** BEGIN **

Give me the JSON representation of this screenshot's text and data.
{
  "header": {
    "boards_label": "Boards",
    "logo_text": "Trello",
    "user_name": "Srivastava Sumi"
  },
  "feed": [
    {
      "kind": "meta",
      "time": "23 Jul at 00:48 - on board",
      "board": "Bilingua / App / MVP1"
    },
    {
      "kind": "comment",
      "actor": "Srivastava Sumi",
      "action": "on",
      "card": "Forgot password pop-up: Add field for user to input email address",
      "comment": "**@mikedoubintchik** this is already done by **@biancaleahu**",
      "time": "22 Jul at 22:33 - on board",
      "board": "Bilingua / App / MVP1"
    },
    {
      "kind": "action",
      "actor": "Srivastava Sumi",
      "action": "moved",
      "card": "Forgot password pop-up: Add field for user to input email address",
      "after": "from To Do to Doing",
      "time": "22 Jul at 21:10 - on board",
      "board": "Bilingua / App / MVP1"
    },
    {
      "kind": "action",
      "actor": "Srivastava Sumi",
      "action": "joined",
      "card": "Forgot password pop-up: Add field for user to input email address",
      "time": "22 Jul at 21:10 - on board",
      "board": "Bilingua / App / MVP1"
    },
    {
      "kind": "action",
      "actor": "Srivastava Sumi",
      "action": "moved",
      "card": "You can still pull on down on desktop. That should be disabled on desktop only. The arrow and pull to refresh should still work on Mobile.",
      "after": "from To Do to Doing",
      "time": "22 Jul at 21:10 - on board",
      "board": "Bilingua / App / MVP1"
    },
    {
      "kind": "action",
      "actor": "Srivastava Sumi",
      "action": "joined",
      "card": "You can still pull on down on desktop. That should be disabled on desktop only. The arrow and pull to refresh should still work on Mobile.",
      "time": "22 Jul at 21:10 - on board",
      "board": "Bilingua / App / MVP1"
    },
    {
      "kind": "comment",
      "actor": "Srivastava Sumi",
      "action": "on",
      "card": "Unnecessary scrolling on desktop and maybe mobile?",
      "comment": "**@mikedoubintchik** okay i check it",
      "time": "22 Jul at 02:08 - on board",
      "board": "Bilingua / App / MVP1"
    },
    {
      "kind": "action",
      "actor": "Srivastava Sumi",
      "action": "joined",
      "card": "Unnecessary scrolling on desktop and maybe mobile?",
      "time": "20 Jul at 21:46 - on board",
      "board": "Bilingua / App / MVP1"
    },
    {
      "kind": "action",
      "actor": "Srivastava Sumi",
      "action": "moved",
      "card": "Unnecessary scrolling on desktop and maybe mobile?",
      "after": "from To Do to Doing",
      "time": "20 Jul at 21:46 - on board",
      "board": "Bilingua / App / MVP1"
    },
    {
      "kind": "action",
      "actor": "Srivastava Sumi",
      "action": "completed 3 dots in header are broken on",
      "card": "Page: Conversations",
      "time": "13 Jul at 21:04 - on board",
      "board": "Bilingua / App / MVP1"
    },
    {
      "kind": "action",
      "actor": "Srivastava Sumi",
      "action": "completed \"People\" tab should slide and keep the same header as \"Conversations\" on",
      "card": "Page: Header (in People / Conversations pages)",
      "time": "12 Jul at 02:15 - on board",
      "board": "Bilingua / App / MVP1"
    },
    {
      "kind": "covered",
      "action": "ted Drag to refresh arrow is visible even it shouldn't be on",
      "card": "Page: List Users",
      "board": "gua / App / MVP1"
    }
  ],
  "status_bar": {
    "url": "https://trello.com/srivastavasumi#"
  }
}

** END **

# [Exercise details]
Please repeat all the records above exactly as they appear.

# [Written solution]
Give me the JSON representation of this screenshot's text and data.
{
  "header": {
    "boards_label": "Boards",
    "logo_text": "Trello",
    "user_name": "Srivastava Sumi"
  },
  "feed": [
    {
      "kind": "meta",
      "time": "23 Jul at 00:48 - on board",
      "board": "Bilingua / App / MVP1"
    },
    {
      "kind": "comment",
      "actor": "Srivastava Sumi",
      "action": "on",
      "card": "Forgot password pop-up: Add field for user to input email address",
      "comment": "**@mikedoubintchik** this is already done by **@biancaleahu**",
      "time": "22 Jul at 22:33 - on board",
      "board": "Bilingua / App / MVP1"
    },
    {
      "kind": "action",
      "actor": "Srivastava Sumi",
      "action": "moved",
      "card": "Forgot password pop-up: Add field for user to input email address",
      "after": "from To Do to Doing",
      "time": "22 Jul at 21:10 - on board",
      "board": "Bilingua / App / MVP1"
    },
    {
      "kind": "action",
      "actor": "Srivastava Sumi",
      "action": "joined",
      "card": "Forgot password pop-up: Add field for user to input email address",
      "time": "22 Jul at 21:10 - on board",
      "board": "Bilingua / App / MVP1"
    },
    {
      "kind": "action",
      "actor": "Srivastava Sumi",
      "action": "moved",
      "card": "You can still pull on down on desktop. That should be disabled on desktop only. The arrow and pull to refresh should still work on Mobile.",
      "after": "from To Do to Doing",
      "time": "22 Jul at 21:10 - on board",
      "board": "Bilingua / App / MVP1"
    },
    {
      "kind": "action",
      "actor": "Srivastava Sumi",
      "action": "joined",
      "card": "You can still pull on down on desktop. That should be disabled on desktop only. The arrow and pull to refresh should still work on Mobile.",
      "time": "22 Jul at 21:10 - on board",
      "board": "Bilingua / App / MVP1"
    },
    {
      "kind": "comment",
      "actor": "Srivastava Sumi",
      "action": "on",
      "card": "Unnecessary scrolling on desktop and maybe mobile?",
      "comment": "**@mikedoubintchik** okay i check it",
      "time": "22 Jul at 02:08 - on board",
      "board": "Bilingua / App / MVP1"
    },
    {
      "kind": "action",
      "actor": "Srivastava Sumi",
      "action": "joined",
      "card": "Unnecessary scrolling on desktop and maybe mobile?",
      "time": "20 Jul at 21:46 - on board",
      "board": "Bilingua / App / MVP1"
    },
    {
      "kind": "action",
      "actor": "Srivastava Sumi",
      "action": "moved",
      "card": "Unnecessary scrolling on desktop and maybe mobile?",
      "after": "from To Do to Doing",
      "time": "20 Jul at 21:46 - on board",
      "board": "Bilingua / App / MVP1"
    },
    {
      "kind": "action",
      "actor": "Srivastava Sumi",
      "action": "completed 3 dots in header are broken on",
      "card": "Page: Conversations",
      "time": "13 Jul at 21:04 - on board",
      "board": "Bilingua / App / MVP1"
    },
    {
      "kind": "action",
      "actor": "Srivastava Sumi",
      "action": "completed \"People\" tab should slide and keep the same header as \"Conversations\" on",
      "card": "Page: Header (in People / Conversations pages)",
      "time": "12 Jul at 02:15 - on board",
      "board": "Bilingua / App / MVP1"
    },
    {
      "kind": "covered",
      "action": "ted Drag to refresh arrow is visible even it shouldn't be on",
      "card": "Page: List Users",
      "board": "gua / App / MVP1"
    }
  ],
  "status_bar": {
    "url": "https://trello.com/srivastavasumi#"
  }
}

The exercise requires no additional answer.